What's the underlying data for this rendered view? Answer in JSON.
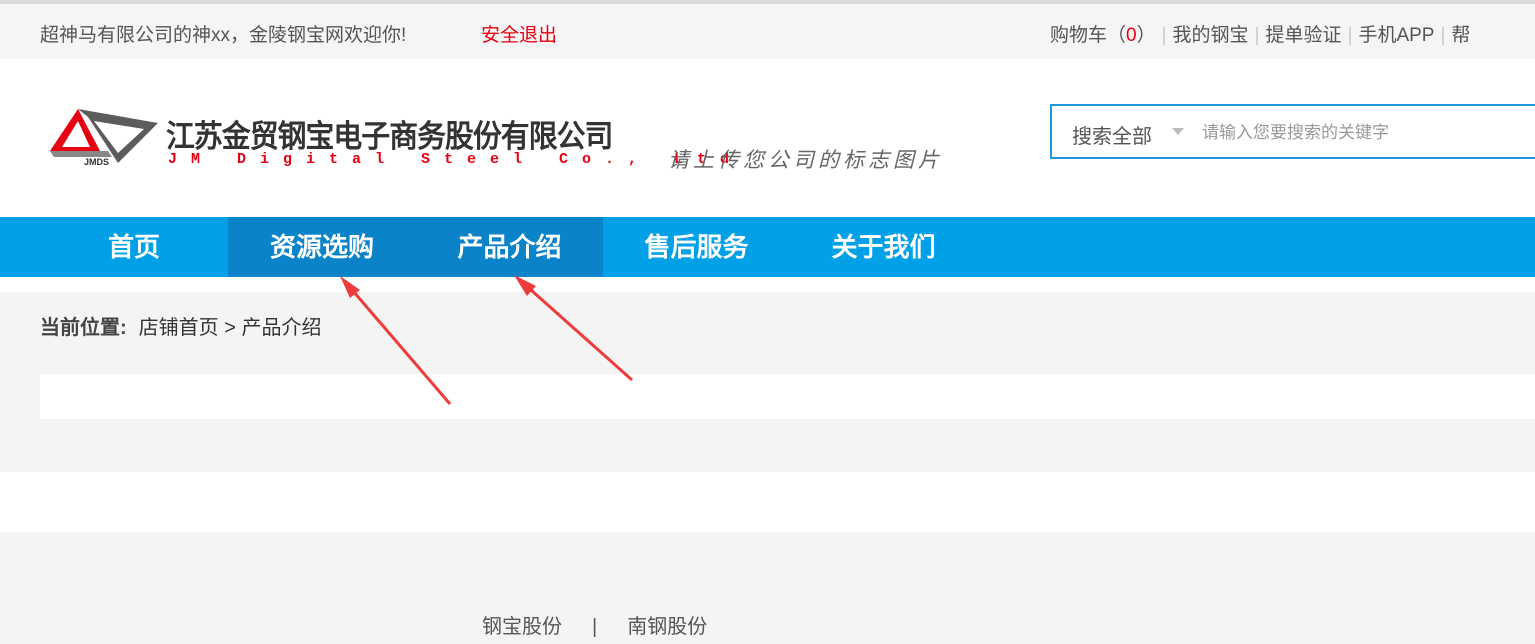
{
  "topbar": {
    "welcome": "超神马有限公司的神xx，金陵钢宝网欢迎你!",
    "logout": "安全退出",
    "cart_label": "购物车（",
    "cart_count": "0",
    "cart_close": "）",
    "links": [
      "我的钢宝",
      "提单验证",
      "手机APP",
      "帮"
    ]
  },
  "logo": {
    "mark_text": "JMDS",
    "company_cn": "江苏金贸钢宝电子商务股份有限公司",
    "company_en": "JM Digital Steel Co., Ltd",
    "upload_hint": "请上传您公司的标志图片"
  },
  "search": {
    "scope": "搜索全部",
    "placeholder": "请输入您要搜索的关键字",
    "value": ""
  },
  "nav": {
    "items": [
      {
        "label": "首页",
        "active": false
      },
      {
        "label": "资源选购",
        "active": true
      },
      {
        "label": "产品介绍",
        "active": true
      },
      {
        "label": "售后服务",
        "active": false
      },
      {
        "label": "关于我们",
        "active": false
      }
    ]
  },
  "breadcrumb": {
    "prefix": "当前位置:",
    "home": "店铺首页",
    "separator": ">",
    "current": "产品介绍"
  },
  "footer": {
    "links": [
      "钢宝股份",
      "南钢股份"
    ],
    "separator": "|"
  },
  "colors": {
    "accent": "#01a0e7",
    "nav_active": "#0b83c9",
    "brand_red": "#e60012",
    "search_border": "#1d97de",
    "arrow": "#ee3b3b"
  }
}
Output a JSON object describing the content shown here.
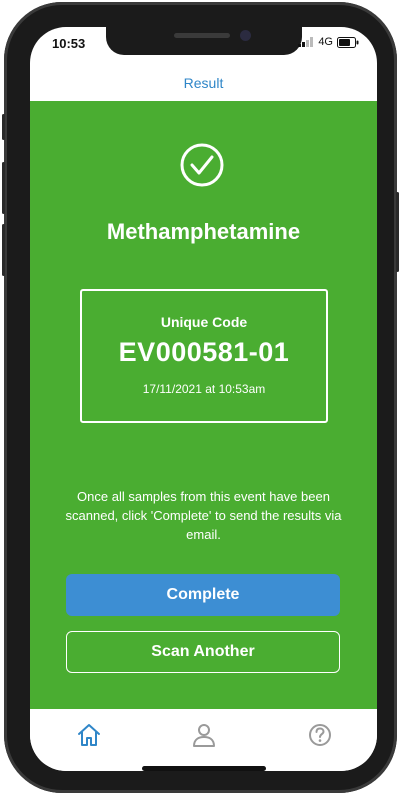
{
  "status_bar": {
    "time": "10:53",
    "network": "4G"
  },
  "nav": {
    "title": "Result"
  },
  "result": {
    "substance": "Methamphetamine",
    "code_label": "Unique Code",
    "code_value": "EV000581-01",
    "timestamp": "17/11/2021 at 10:53am",
    "info_text": "Once all samples from this event have been scanned, click 'Complete' to send the results via email."
  },
  "actions": {
    "complete_label": "Complete",
    "scan_another_label": "Scan Another"
  },
  "tabbar": {
    "items": [
      "home-icon",
      "profile-icon",
      "help-icon"
    ],
    "active": "home-icon"
  },
  "colors": {
    "accent_green": "#4aad31",
    "button_blue": "#3d8ed3",
    "link_blue": "#2f86c8"
  }
}
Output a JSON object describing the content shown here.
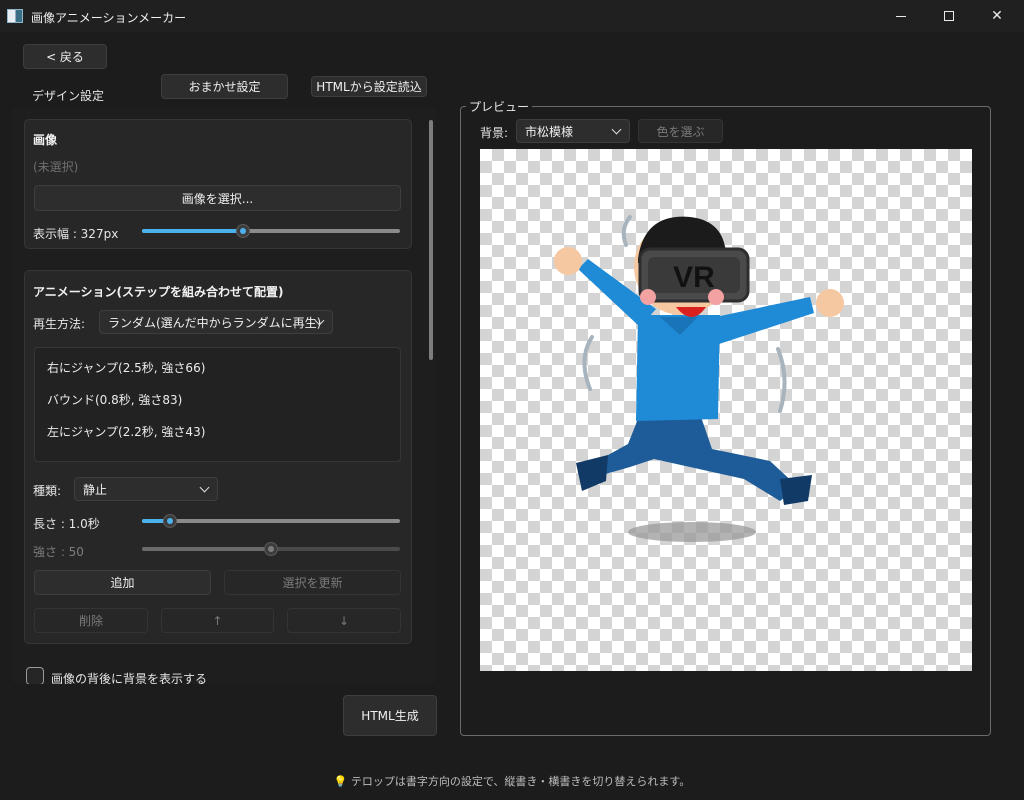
{
  "window": {
    "title": "画像アニメーションメーカー",
    "minimize_label": "",
    "maximize_label": "",
    "close_label": "✕"
  },
  "nav": {
    "back_label": "< 戻る"
  },
  "tabs": {
    "design_label": "デザイン設定",
    "auto_label": "おまかせ設定",
    "html_import_label": "HTMLから設定読込"
  },
  "image_group": {
    "title": "画像",
    "selected_file": "(未選択)",
    "select_button": "画像を選択...",
    "width_label": "表示幅 : 327px",
    "width_fraction": 0.39
  },
  "animation_group": {
    "title": "アニメーション(ステップを組み合わせて配置)",
    "play_mode_label": "再生方法:",
    "play_mode_value": "ランダム(選んだ中からランダムに再生)",
    "steps": [
      "右にジャンプ(2.5秒, 強さ66)",
      "バウンド(0.8秒, 強さ83)",
      "左にジャンプ(2.2秒, 強さ43)"
    ],
    "type_label": "種類:",
    "type_value": "静止",
    "length_label": "長さ : 1.0秒",
    "length_fraction": 0.11,
    "strength_label": "強さ : 50",
    "strength_fraction": 0.5,
    "add_button": "追加",
    "update_button": "選択を更新",
    "delete_button": "削除",
    "up_button": "↑",
    "down_button": "↓"
  },
  "background_checkbox": {
    "label": "画像の背後に背景を表示する",
    "checked": false
  },
  "generate_button": "HTML生成",
  "preview": {
    "legend": "プレビュー",
    "bg_label": "背景:",
    "bg_value": "市松模様",
    "color_button": "色を選ぶ",
    "vr_text": "VR"
  },
  "hint": {
    "icon": "💡",
    "text": "テロップは書字方向の設定で、縦書き・横書きを切り替えられます。"
  },
  "colors": {
    "accent": "#4cb2ee",
    "background": "#1c1c1c",
    "shirt": "#1f8ad6",
    "pants": "#1d5b99"
  }
}
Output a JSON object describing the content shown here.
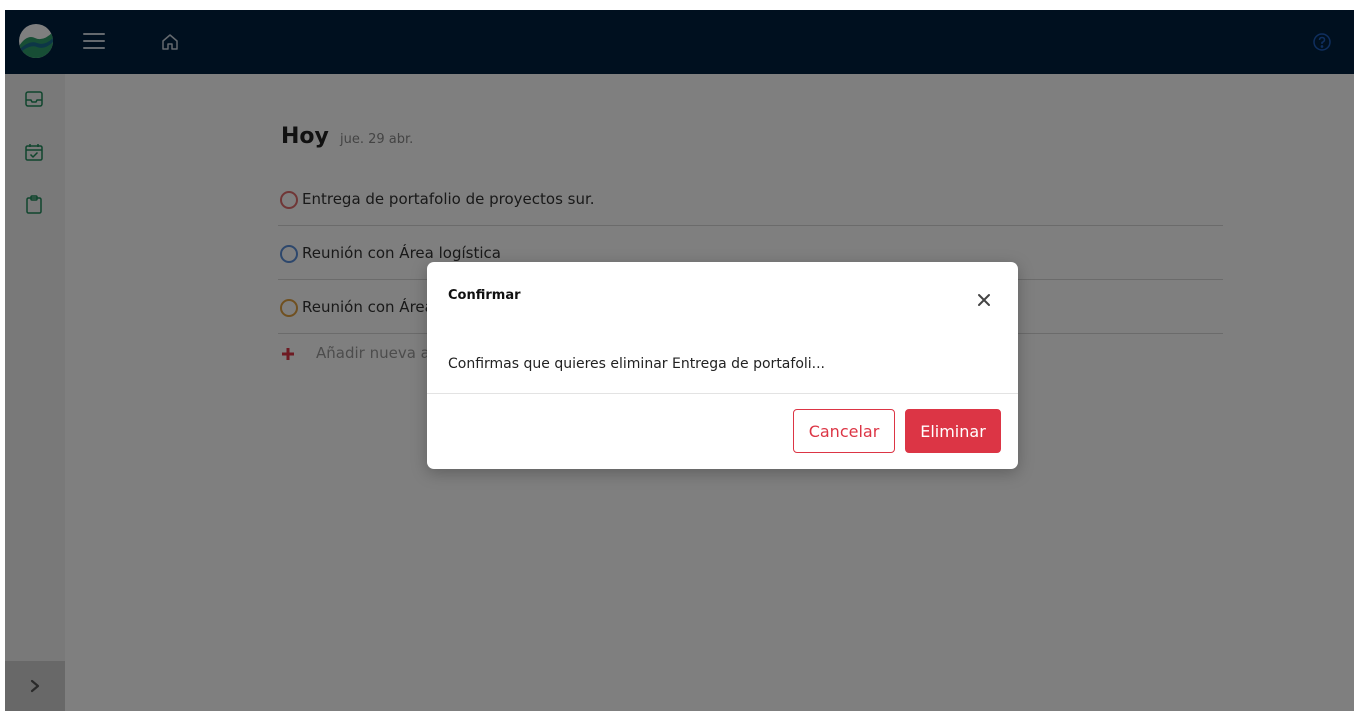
{
  "header": {
    "logo_icon": "app-logo",
    "menu_icon": "hamburger-icon",
    "home_icon": "home-icon",
    "help_icon": "help-icon",
    "bg_color": "#00203f"
  },
  "sidebar": {
    "items": [
      {
        "icon": "inbox-icon"
      },
      {
        "icon": "calendar-check-icon"
      },
      {
        "icon": "clipboard-icon"
      }
    ],
    "collapse_icon": "chevron-right-icon"
  },
  "main": {
    "title": "Hoy",
    "date": "jue. 29 abr.",
    "tasks": [
      {
        "label": "Entrega de portafolio de proyectos sur.",
        "color": "#e06c6c"
      },
      {
        "label": "Reunión con Área logística",
        "color": "#5b8fd9"
      },
      {
        "label": "Reunión con Área",
        "color": "#e0a040"
      }
    ],
    "add_label": "Añadir nueva a",
    "accent_color": "#dc3545"
  },
  "modal": {
    "title": "Confirmar",
    "message": "Confirmas que quieres eliminar Entrega de portafoli...",
    "cancel_label": "Cancelar",
    "delete_label": "Eliminar",
    "danger_color": "#dc3545"
  }
}
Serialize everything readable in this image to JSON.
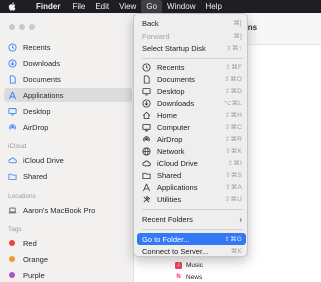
{
  "menubar": {
    "app_name": "Finder",
    "items": [
      "File",
      "Edit",
      "View",
      "Go",
      "Window",
      "Help"
    ]
  },
  "sidebar": {
    "favorites": [
      "Recents",
      "Downloads",
      "Documents",
      "Applications",
      "Desktop",
      "AirDrop"
    ],
    "icloud_header": "iCloud",
    "icloud": [
      "iCloud Drive",
      "Shared"
    ],
    "locations_header": "Locations",
    "locations": [
      "Aaron's MacBook Pro"
    ],
    "tags_header": "Tags",
    "tags": [
      {
        "label": "Red",
        "color": "#e8473c"
      },
      {
        "label": "Orange",
        "color": "#f29a2e"
      },
      {
        "label": "Purple",
        "color": "#a956c9"
      }
    ]
  },
  "main": {
    "title_fragment": "tions",
    "files": [
      {
        "label": "Music",
        "icon": "music-app-icon",
        "color": "#f0455d"
      },
      {
        "label": "News",
        "icon": "news-app-icon",
        "color": "#f0384e"
      }
    ]
  },
  "go_menu": {
    "back": {
      "label": "Back",
      "shortcut": "⌘["
    },
    "forward": {
      "label": "Forward",
      "shortcut": "⌘]"
    },
    "startup": {
      "label": "Select Startup Disk",
      "shortcut": "⇧⌘↑"
    },
    "places": [
      {
        "label": "Recents",
        "shortcut": "⇧⌘F",
        "icon": "clock-icon"
      },
      {
        "label": "Documents",
        "shortcut": "⇧⌘O",
        "icon": "document-icon"
      },
      {
        "label": "Desktop",
        "shortcut": "⇧⌘D",
        "icon": "desktop-icon"
      },
      {
        "label": "Downloads",
        "shortcut": "⌥⌘L",
        "icon": "download-icon"
      },
      {
        "label": "Home",
        "shortcut": "⇧⌘H",
        "icon": "home-icon"
      },
      {
        "label": "Computer",
        "shortcut": "⇧⌘C",
        "icon": "computer-icon"
      },
      {
        "label": "AirDrop",
        "shortcut": "⇧⌘R",
        "icon": "airdrop-icon"
      },
      {
        "label": "Network",
        "shortcut": "⇧⌘K",
        "icon": "globe-icon"
      },
      {
        "label": "iCloud Drive",
        "shortcut": "⇧⌘I",
        "icon": "cloud-icon"
      },
      {
        "label": "Shared",
        "shortcut": "⇧⌘S",
        "icon": "shared-folder-icon"
      },
      {
        "label": "Applications",
        "shortcut": "⇧⌘A",
        "icon": "applications-icon"
      },
      {
        "label": "Utilities",
        "shortcut": "⇧⌘U",
        "icon": "utilities-icon"
      }
    ],
    "recent_folders": "Recent Folders",
    "go_to_folder": {
      "label": "Go to Folder...",
      "shortcut": "⇧⌘G"
    },
    "connect": {
      "label": "Connect to Server...",
      "shortcut": "⌘K"
    }
  },
  "colors": {
    "accent": "#3478f6",
    "sidebar_icon": "#3a82f7",
    "menubar_bg": "#1e1f22"
  }
}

______

- _What you are asked to do_: Tally the lines in the listing that hold "Reunión" and report the number alone.

- _In response_: 2